PROBLEM STATEMENT: Gather each line of the entries below that includes "this".

A block of data

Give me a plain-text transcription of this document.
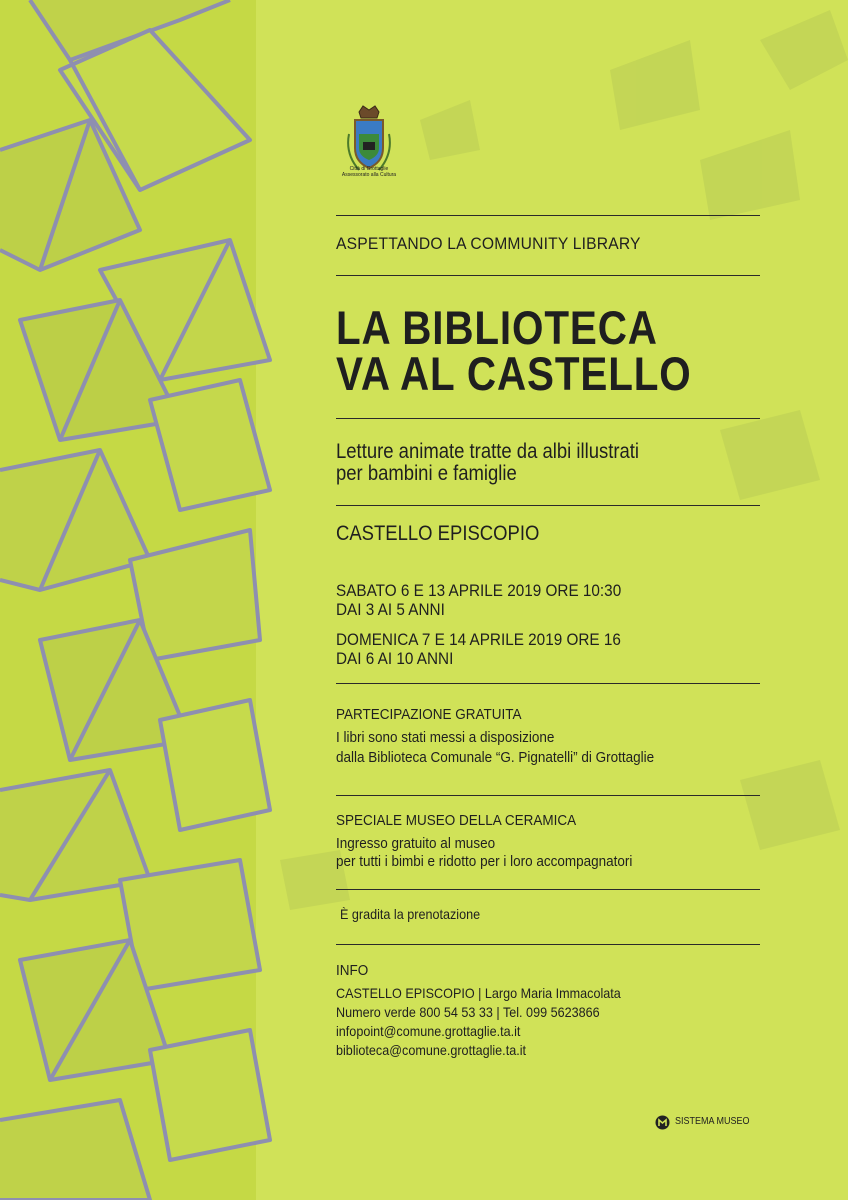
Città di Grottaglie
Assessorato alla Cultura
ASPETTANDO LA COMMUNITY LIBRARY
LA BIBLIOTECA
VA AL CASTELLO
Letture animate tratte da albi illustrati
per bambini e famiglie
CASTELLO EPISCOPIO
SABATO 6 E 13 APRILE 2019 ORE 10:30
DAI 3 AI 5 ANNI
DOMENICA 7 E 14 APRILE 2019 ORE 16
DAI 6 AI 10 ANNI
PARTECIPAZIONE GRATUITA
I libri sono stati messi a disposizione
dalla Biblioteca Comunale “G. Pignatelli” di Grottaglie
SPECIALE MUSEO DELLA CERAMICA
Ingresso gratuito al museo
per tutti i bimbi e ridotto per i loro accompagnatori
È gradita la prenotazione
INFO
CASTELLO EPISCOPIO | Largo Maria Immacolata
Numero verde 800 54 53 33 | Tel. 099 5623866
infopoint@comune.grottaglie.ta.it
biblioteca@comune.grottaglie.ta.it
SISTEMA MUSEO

...

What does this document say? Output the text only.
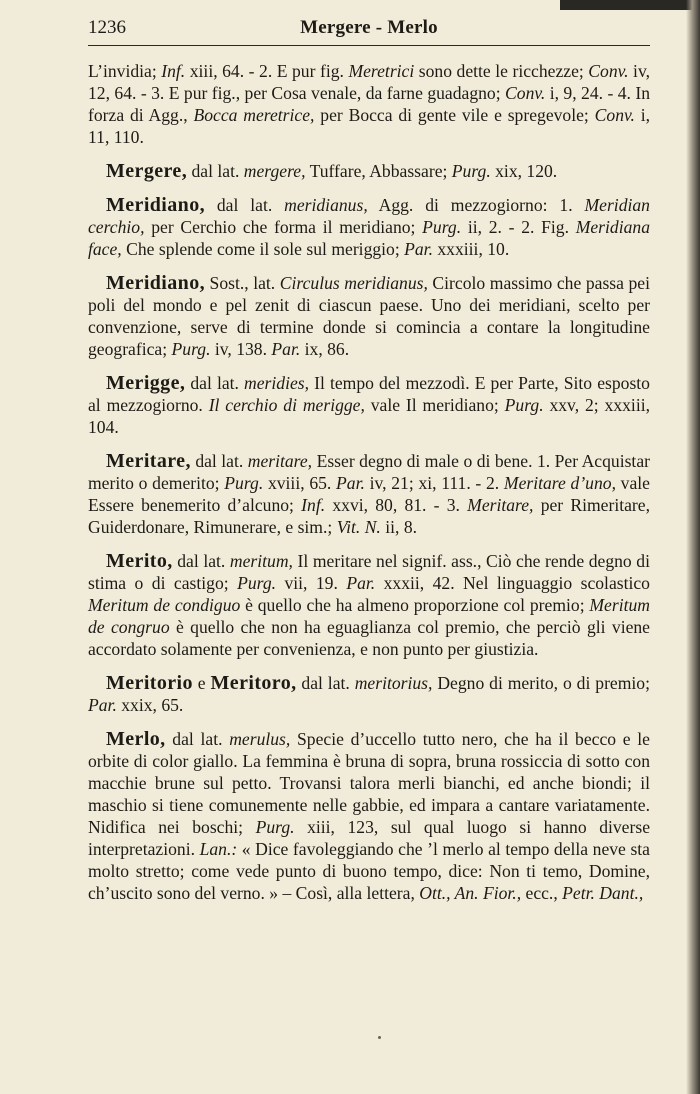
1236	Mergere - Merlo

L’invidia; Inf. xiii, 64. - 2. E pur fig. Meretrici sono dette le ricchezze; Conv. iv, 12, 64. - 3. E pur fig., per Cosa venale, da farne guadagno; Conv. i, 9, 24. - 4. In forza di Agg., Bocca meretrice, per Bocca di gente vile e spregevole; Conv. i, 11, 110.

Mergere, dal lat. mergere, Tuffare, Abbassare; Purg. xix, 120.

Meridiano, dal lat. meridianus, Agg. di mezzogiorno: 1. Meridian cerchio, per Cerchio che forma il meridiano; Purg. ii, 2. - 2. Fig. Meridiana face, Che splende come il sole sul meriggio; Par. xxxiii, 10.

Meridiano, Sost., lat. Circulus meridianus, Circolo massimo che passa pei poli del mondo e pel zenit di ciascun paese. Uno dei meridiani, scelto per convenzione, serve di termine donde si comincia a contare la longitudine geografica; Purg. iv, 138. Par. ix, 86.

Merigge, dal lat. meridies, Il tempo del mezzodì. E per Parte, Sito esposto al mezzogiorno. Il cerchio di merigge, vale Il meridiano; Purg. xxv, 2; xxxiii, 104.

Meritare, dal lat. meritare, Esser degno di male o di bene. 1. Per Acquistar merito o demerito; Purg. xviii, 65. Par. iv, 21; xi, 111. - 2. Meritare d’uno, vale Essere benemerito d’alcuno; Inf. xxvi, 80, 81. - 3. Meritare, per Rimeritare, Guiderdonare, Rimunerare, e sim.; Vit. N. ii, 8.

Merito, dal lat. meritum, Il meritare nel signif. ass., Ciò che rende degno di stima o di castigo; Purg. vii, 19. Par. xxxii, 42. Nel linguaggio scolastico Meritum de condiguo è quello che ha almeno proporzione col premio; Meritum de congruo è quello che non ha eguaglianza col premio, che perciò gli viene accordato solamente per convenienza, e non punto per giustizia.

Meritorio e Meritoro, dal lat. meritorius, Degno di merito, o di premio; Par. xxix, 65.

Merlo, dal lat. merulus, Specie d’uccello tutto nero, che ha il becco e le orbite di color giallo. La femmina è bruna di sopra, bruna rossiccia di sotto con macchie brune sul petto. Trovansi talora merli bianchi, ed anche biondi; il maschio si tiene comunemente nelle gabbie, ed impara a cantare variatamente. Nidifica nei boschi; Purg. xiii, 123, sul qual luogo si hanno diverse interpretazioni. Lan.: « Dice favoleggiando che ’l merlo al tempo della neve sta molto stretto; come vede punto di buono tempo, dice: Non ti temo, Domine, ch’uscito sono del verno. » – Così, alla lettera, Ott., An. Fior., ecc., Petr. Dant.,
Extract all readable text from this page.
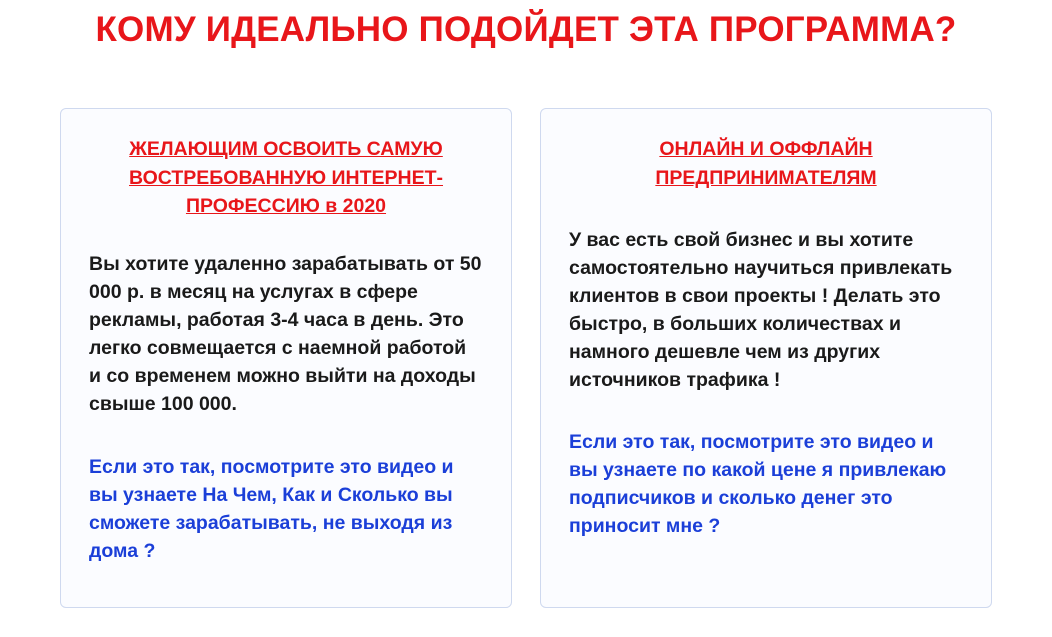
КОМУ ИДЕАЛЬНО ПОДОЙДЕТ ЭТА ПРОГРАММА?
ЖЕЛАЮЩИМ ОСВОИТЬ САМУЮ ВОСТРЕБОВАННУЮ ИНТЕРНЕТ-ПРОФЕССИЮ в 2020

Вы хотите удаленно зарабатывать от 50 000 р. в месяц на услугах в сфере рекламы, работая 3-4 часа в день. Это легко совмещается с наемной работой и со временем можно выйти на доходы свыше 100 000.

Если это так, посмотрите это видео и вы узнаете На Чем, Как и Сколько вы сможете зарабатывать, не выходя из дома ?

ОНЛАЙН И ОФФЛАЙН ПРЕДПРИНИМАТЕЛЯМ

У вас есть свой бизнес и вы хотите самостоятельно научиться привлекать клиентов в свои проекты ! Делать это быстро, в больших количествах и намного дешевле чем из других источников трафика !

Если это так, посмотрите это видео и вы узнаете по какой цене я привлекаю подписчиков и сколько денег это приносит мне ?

WORKED ANSWER:
Give me a plain-text transcription of this document.
What does this document say? Output the text only.
Extract all readable text from this page.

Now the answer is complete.